*Directions*: Output nothing but the number of lines that include the word "время".
- - - -
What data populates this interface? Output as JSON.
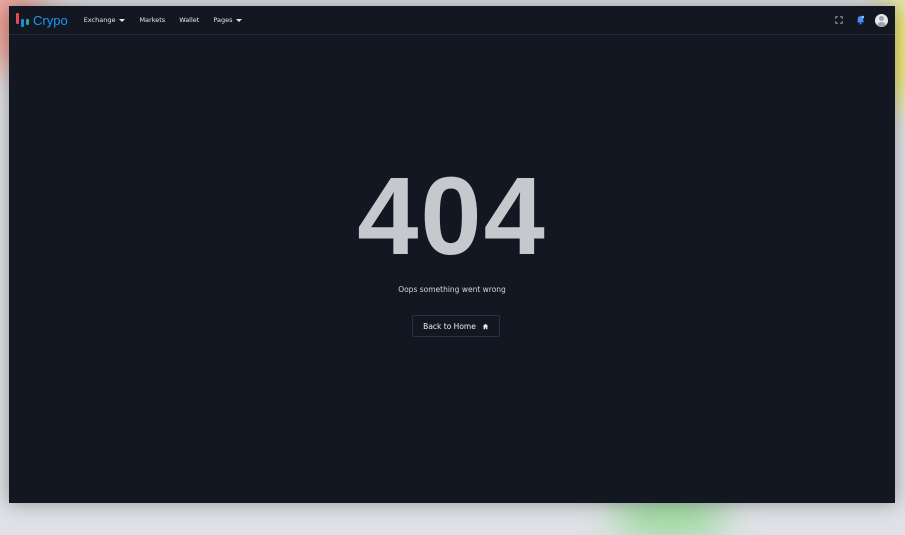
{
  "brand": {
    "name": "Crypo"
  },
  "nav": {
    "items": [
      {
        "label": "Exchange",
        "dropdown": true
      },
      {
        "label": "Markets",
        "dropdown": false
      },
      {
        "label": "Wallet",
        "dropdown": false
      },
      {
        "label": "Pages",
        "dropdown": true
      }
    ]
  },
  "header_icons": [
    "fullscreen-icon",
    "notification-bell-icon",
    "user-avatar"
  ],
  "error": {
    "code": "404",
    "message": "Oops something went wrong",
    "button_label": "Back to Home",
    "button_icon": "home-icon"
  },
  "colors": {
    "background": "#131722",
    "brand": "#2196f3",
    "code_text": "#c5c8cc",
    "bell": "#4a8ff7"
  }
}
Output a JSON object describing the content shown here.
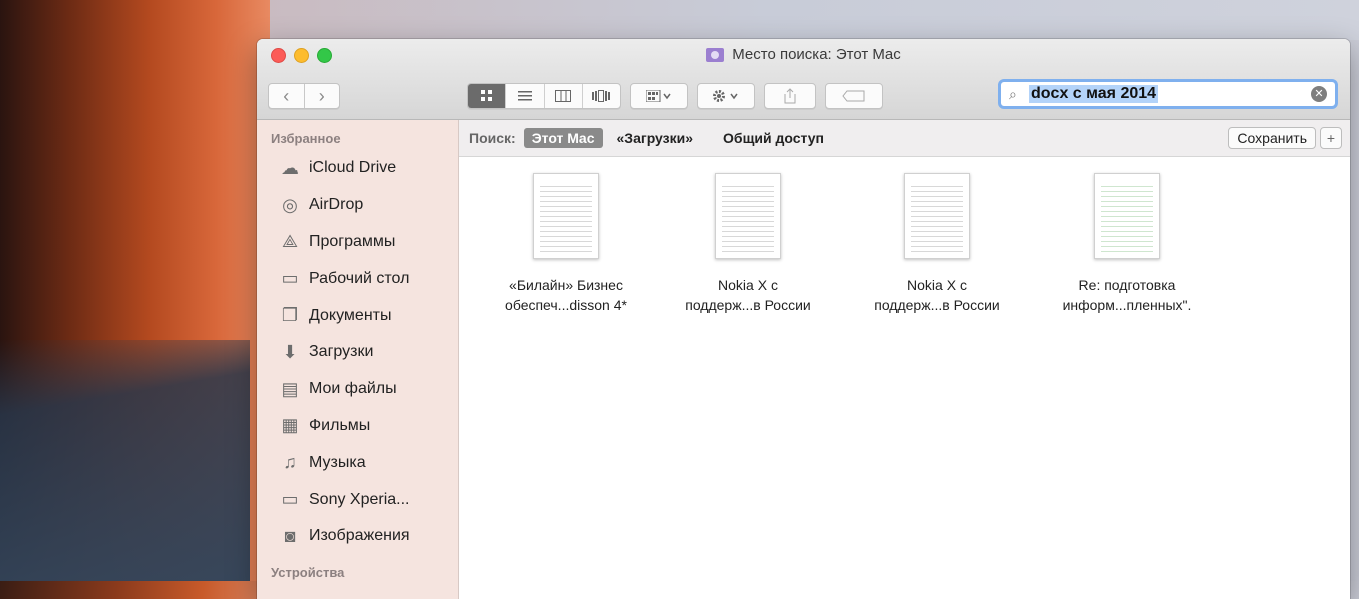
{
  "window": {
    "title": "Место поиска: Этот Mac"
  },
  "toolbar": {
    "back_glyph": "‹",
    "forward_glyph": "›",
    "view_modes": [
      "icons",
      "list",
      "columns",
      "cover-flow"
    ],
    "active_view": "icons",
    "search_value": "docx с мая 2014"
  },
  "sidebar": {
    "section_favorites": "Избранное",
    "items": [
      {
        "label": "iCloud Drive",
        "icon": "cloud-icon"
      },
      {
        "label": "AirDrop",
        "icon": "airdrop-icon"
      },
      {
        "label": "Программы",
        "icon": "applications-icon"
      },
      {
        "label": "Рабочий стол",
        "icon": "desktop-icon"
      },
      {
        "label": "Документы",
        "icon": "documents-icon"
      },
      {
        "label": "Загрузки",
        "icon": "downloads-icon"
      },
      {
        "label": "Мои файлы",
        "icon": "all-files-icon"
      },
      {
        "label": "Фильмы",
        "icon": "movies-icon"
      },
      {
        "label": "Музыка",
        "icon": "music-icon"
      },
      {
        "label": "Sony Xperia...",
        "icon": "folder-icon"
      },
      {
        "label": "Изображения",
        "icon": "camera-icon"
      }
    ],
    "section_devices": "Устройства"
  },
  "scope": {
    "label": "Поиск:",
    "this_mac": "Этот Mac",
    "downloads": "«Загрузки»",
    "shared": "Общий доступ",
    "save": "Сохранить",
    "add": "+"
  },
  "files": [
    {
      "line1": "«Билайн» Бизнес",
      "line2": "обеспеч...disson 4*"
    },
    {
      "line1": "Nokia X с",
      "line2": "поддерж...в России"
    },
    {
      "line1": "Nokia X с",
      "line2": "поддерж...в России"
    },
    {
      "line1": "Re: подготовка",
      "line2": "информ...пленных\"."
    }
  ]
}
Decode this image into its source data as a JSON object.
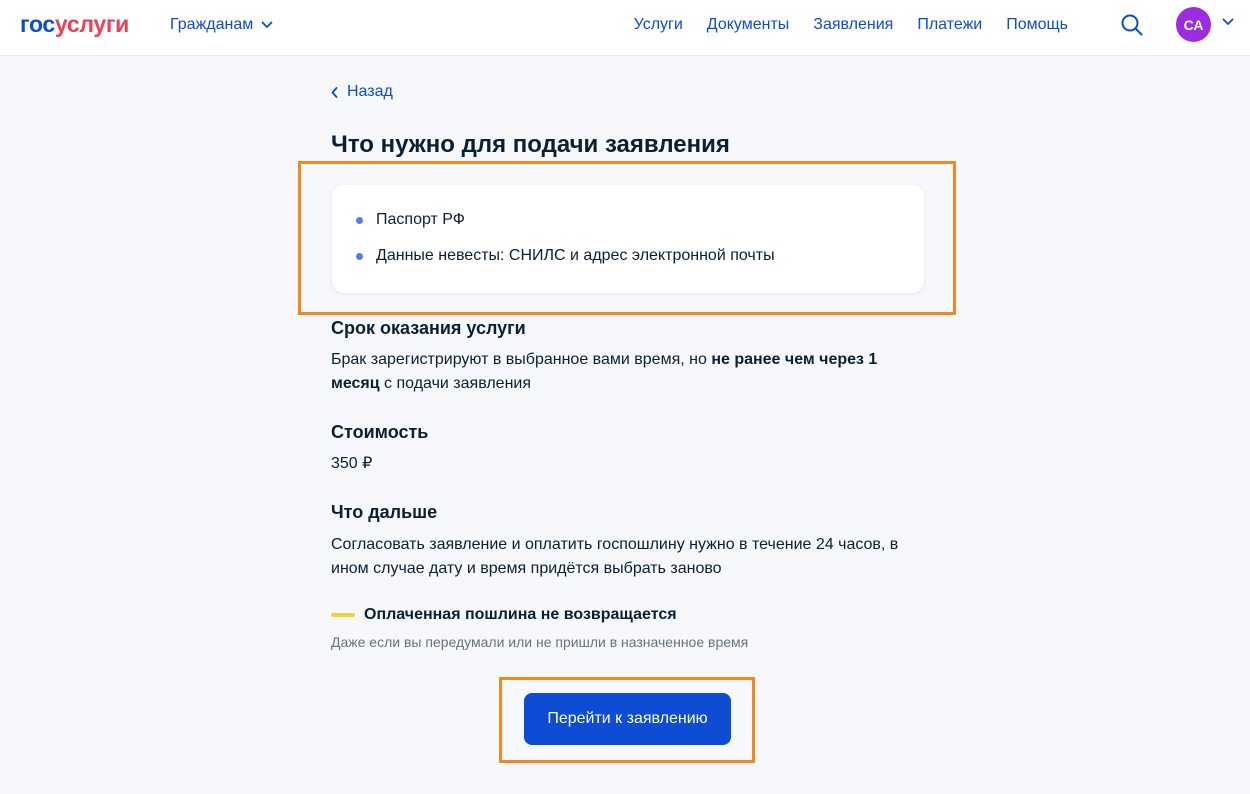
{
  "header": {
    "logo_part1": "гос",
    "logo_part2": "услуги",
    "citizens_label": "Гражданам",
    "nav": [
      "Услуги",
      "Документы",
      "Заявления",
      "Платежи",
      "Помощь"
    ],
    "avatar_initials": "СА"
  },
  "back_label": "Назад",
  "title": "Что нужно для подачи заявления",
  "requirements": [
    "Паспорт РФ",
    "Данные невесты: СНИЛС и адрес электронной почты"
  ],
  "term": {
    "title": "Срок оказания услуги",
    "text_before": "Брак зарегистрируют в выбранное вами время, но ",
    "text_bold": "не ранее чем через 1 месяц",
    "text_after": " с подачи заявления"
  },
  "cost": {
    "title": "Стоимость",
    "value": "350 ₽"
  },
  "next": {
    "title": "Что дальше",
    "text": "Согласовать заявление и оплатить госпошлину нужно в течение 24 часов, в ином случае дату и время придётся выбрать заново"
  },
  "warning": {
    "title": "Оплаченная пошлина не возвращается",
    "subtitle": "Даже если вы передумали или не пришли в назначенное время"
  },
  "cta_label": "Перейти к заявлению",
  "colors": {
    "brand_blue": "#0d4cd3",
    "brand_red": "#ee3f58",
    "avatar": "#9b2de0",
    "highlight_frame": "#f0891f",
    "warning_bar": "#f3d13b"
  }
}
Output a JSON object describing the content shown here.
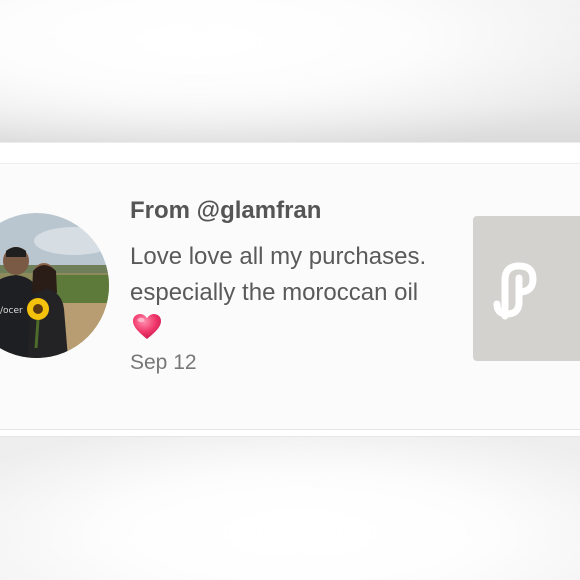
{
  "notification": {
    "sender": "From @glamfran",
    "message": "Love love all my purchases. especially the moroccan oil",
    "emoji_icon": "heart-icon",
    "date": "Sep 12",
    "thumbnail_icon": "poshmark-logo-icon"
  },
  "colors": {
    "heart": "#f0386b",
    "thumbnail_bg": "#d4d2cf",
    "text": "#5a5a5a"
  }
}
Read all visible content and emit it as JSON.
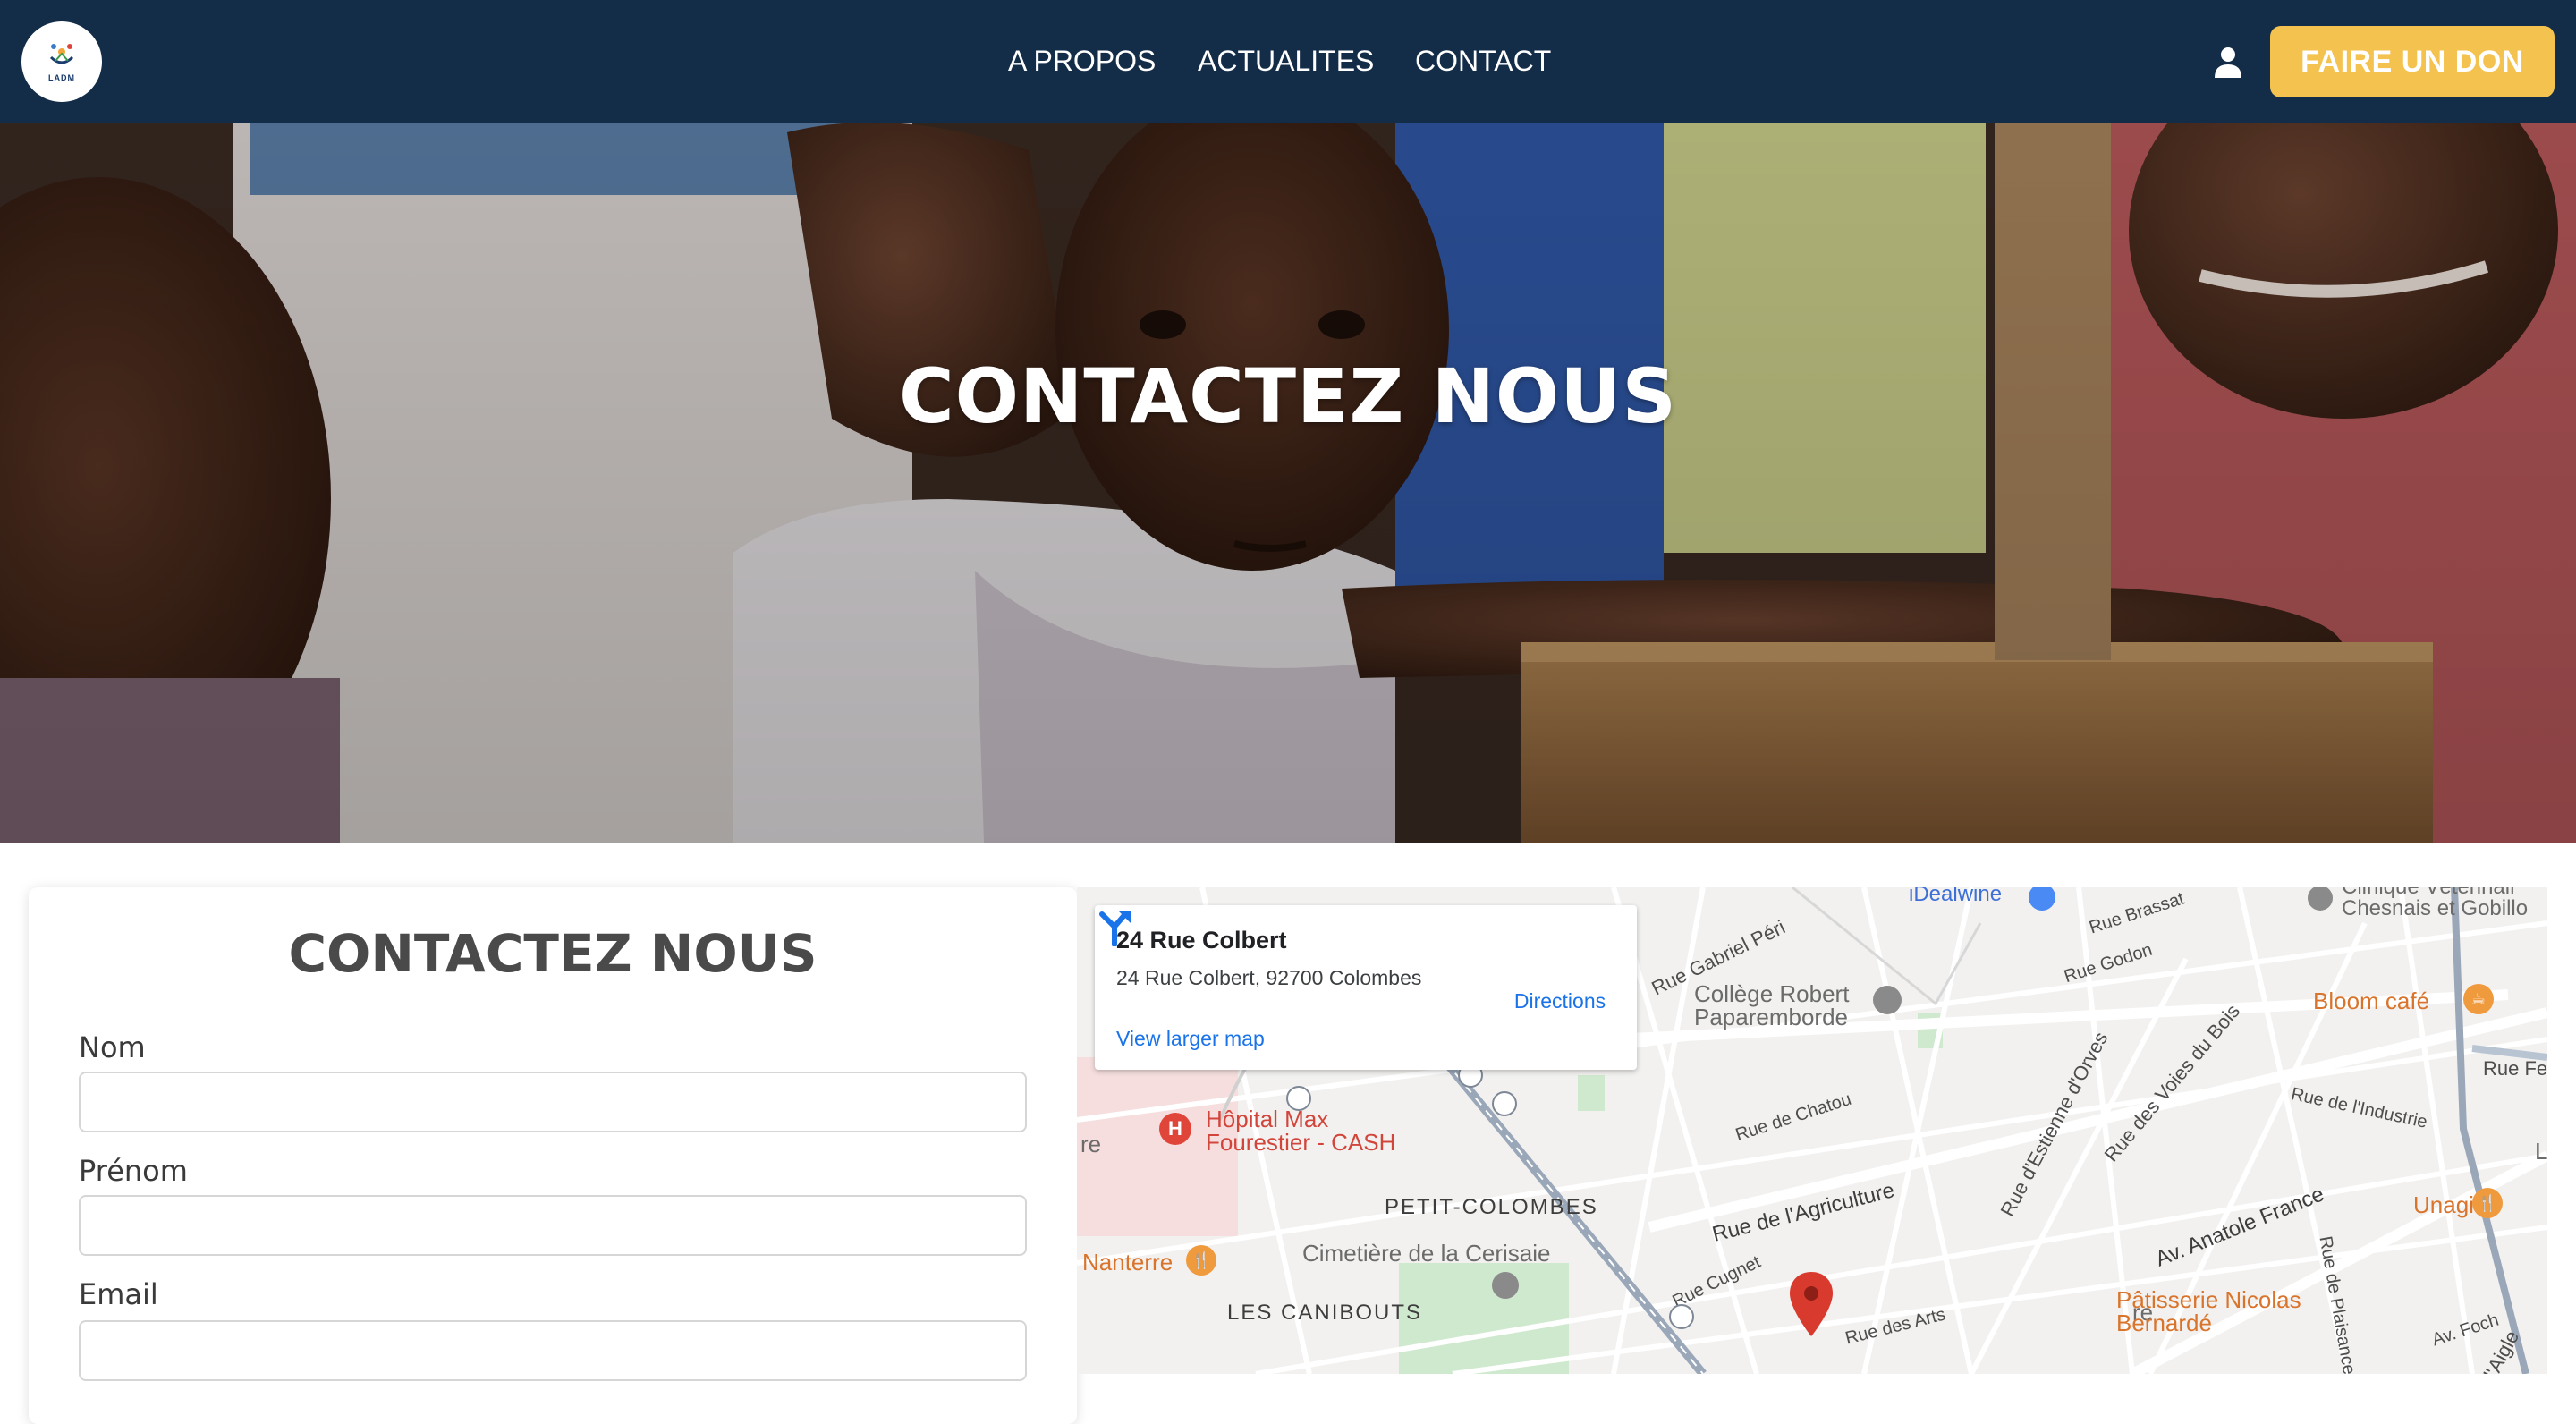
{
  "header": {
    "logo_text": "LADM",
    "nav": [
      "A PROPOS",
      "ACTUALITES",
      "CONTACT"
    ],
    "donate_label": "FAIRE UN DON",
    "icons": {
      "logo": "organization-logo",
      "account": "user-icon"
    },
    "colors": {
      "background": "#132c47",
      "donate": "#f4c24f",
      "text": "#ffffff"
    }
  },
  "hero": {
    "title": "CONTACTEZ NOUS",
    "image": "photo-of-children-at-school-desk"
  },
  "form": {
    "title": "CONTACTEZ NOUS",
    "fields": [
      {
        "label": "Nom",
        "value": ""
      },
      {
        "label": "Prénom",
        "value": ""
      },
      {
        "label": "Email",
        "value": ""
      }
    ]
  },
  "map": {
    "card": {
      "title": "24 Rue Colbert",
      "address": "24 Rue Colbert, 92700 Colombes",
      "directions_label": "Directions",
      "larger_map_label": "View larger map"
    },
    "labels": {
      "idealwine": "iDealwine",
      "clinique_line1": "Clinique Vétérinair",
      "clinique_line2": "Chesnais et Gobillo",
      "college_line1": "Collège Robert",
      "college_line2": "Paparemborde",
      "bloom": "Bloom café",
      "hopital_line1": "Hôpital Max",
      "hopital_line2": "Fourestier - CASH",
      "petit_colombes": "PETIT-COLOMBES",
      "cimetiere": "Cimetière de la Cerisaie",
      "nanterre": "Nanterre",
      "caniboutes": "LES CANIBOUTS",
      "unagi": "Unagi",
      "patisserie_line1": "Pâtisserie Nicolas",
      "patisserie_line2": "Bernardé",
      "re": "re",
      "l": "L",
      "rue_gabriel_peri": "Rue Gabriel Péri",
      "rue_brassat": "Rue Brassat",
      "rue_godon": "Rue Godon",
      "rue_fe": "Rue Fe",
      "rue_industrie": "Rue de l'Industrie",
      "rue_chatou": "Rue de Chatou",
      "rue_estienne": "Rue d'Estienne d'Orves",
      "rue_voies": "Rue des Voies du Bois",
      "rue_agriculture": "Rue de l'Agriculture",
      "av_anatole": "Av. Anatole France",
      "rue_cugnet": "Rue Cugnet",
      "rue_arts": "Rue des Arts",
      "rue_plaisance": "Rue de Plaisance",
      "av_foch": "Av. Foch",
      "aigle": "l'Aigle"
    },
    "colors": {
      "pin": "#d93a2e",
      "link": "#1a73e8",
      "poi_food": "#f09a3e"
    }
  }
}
- - - -
*Exercise result*: 3